**Extracts from a graphics dataset**
______

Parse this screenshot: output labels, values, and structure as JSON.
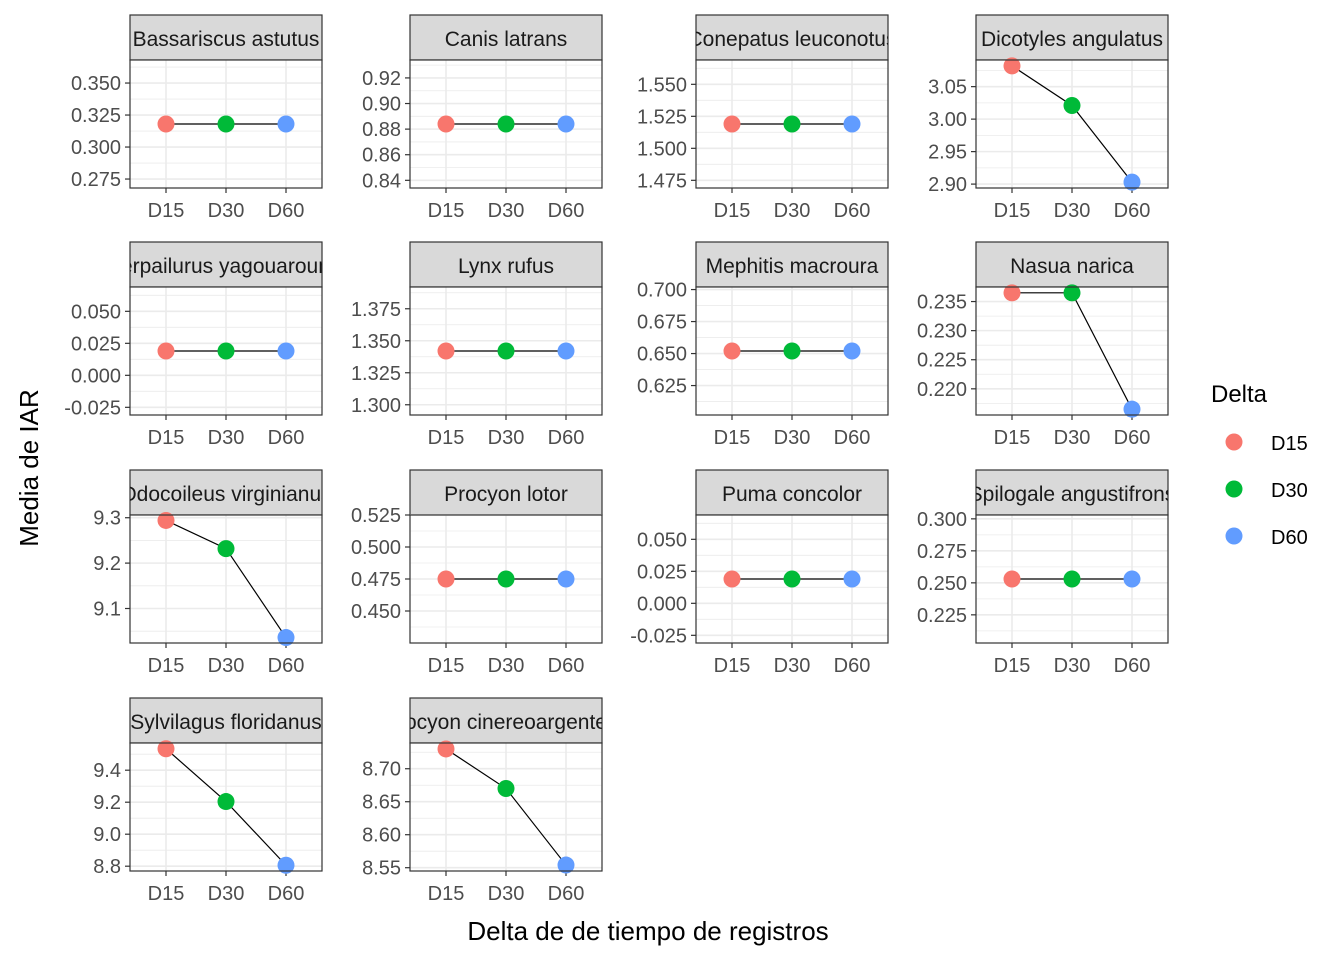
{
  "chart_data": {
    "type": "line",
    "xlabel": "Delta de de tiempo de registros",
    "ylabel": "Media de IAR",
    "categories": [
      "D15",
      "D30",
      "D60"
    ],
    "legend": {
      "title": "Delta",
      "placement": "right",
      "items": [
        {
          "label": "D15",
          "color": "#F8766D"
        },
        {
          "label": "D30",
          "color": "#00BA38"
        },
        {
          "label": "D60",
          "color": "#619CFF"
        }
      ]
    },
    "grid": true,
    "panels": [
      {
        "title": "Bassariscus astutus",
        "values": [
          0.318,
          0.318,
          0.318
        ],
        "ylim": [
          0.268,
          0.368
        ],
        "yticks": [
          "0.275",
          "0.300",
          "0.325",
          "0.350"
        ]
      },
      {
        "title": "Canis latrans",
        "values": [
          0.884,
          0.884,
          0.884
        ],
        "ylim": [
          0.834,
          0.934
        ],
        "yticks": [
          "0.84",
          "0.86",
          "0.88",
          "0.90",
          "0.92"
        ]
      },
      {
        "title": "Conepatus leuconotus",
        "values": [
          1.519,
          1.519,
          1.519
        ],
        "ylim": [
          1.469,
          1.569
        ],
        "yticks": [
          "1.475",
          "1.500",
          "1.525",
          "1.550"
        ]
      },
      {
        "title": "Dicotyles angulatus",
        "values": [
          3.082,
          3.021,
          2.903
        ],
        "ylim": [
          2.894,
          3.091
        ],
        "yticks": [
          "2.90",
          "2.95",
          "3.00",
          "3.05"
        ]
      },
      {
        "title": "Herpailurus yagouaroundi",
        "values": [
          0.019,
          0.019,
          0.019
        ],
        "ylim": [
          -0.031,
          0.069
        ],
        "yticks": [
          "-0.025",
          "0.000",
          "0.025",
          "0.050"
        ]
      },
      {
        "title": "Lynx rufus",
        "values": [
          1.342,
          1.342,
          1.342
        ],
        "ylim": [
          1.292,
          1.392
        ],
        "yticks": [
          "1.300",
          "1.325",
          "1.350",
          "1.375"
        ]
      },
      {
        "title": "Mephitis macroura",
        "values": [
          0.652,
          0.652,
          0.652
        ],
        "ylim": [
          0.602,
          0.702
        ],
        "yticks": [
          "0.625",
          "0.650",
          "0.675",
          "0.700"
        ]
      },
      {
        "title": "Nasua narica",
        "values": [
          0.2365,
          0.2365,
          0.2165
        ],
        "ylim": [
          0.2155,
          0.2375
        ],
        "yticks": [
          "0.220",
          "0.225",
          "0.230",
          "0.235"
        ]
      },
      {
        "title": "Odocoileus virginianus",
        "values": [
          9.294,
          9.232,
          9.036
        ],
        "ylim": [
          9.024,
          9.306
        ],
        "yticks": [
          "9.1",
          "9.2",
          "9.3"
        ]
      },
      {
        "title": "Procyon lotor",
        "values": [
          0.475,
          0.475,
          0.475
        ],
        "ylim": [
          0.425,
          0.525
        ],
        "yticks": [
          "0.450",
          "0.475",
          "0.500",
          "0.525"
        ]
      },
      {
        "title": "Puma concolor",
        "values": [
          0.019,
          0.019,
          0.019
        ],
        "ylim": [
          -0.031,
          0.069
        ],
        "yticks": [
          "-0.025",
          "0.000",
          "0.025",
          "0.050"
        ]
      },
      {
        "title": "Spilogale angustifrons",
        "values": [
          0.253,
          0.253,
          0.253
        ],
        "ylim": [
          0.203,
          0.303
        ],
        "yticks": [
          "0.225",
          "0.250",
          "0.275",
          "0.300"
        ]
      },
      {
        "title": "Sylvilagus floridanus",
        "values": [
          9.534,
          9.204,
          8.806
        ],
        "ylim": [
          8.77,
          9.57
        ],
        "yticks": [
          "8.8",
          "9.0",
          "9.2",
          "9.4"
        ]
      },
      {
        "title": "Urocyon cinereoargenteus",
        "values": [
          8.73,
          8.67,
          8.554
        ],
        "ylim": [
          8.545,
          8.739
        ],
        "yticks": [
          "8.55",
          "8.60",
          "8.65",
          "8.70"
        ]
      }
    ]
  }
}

______

**GIVEN INSTRUCTION**
Return the records exactly. Don't carry the pictures over.

**COMPLETED EXERCISE**
Parse this screenshot: output labels, values, and structure as JSON.
{
  "chart_data": {
    "type": "line",
    "xlabel": "Delta de de tiempo de registros",
    "ylabel": "Media de IAR",
    "categories": [
      "D15",
      "D30",
      "D60"
    ],
    "legend": {
      "title": "Delta",
      "placement": "right",
      "items": [
        {
          "label": "D15",
          "color": "#F8766D"
        },
        {
          "label": "D30",
          "color": "#00BA38"
        },
        {
          "label": "D60",
          "color": "#619CFF"
        }
      ]
    },
    "grid": true,
    "panels": [
      {
        "title": "Bassariscus astutus",
        "values": [
          0.318,
          0.318,
          0.318
        ],
        "ylim": [
          0.268,
          0.368
        ],
        "yticks": [
          "0.275",
          "0.300",
          "0.325",
          "0.350"
        ]
      },
      {
        "title": "Canis latrans",
        "values": [
          0.884,
          0.884,
          0.884
        ],
        "ylim": [
          0.834,
          0.934
        ],
        "yticks": [
          "0.84",
          "0.86",
          "0.88",
          "0.90",
          "0.92"
        ]
      },
      {
        "title": "Conepatus leuconotus",
        "values": [
          1.519,
          1.519,
          1.519
        ],
        "ylim": [
          1.469,
          1.569
        ],
        "yticks": [
          "1.475",
          "1.500",
          "1.525",
          "1.550"
        ]
      },
      {
        "title": "Dicotyles angulatus",
        "values": [
          3.082,
          3.021,
          2.903
        ],
        "ylim": [
          2.894,
          3.091
        ],
        "yticks": [
          "2.90",
          "2.95",
          "3.00",
          "3.05"
        ]
      },
      {
        "title": "Herpailurus yagouaroundi",
        "values": [
          0.019,
          0.019,
          0.019
        ],
        "ylim": [
          -0.031,
          0.069
        ],
        "yticks": [
          "-0.025",
          "0.000",
          "0.025",
          "0.050"
        ]
      },
      {
        "title": "Lynx rufus",
        "values": [
          1.342,
          1.342,
          1.342
        ],
        "ylim": [
          1.292,
          1.392
        ],
        "yticks": [
          "1.300",
          "1.325",
          "1.350",
          "1.375"
        ]
      },
      {
        "title": "Mephitis macroura",
        "values": [
          0.652,
          0.652,
          0.652
        ],
        "ylim": [
          0.602,
          0.702
        ],
        "yticks": [
          "0.625",
          "0.650",
          "0.675",
          "0.700"
        ]
      },
      {
        "title": "Nasua narica",
        "values": [
          0.2365,
          0.2365,
          0.2165
        ],
        "ylim": [
          0.2155,
          0.2375
        ],
        "yticks": [
          "0.220",
          "0.225",
          "0.230",
          "0.235"
        ]
      },
      {
        "title": "Odocoileus virginianus",
        "values": [
          9.294,
          9.232,
          9.036
        ],
        "ylim": [
          9.024,
          9.306
        ],
        "yticks": [
          "9.1",
          "9.2",
          "9.3"
        ]
      },
      {
        "title": "Procyon lotor",
        "values": [
          0.475,
          0.475,
          0.475
        ],
        "ylim": [
          0.425,
          0.525
        ],
        "yticks": [
          "0.450",
          "0.475",
          "0.500",
          "0.525"
        ]
      },
      {
        "title": "Puma concolor",
        "values": [
          0.019,
          0.019,
          0.019
        ],
        "ylim": [
          -0.031,
          0.069
        ],
        "yticks": [
          "-0.025",
          "0.000",
          "0.025",
          "0.050"
        ]
      },
      {
        "title": "Spilogale angustifrons",
        "values": [
          0.253,
          0.253,
          0.253
        ],
        "ylim": [
          0.203,
          0.303
        ],
        "yticks": [
          "0.225",
          "0.250",
          "0.275",
          "0.300"
        ]
      },
      {
        "title": "Sylvilagus floridanus",
        "values": [
          9.534,
          9.204,
          8.806
        ],
        "ylim": [
          8.77,
          9.57
        ],
        "yticks": [
          "8.8",
          "9.0",
          "9.2",
          "9.4"
        ]
      },
      {
        "title": "Urocyon cinereoargenteus",
        "values": [
          8.73,
          8.67,
          8.554
        ],
        "ylim": [
          8.545,
          8.739
        ],
        "yticks": [
          "8.55",
          "8.60",
          "8.65",
          "8.70"
        ]
      }
    ]
  }
}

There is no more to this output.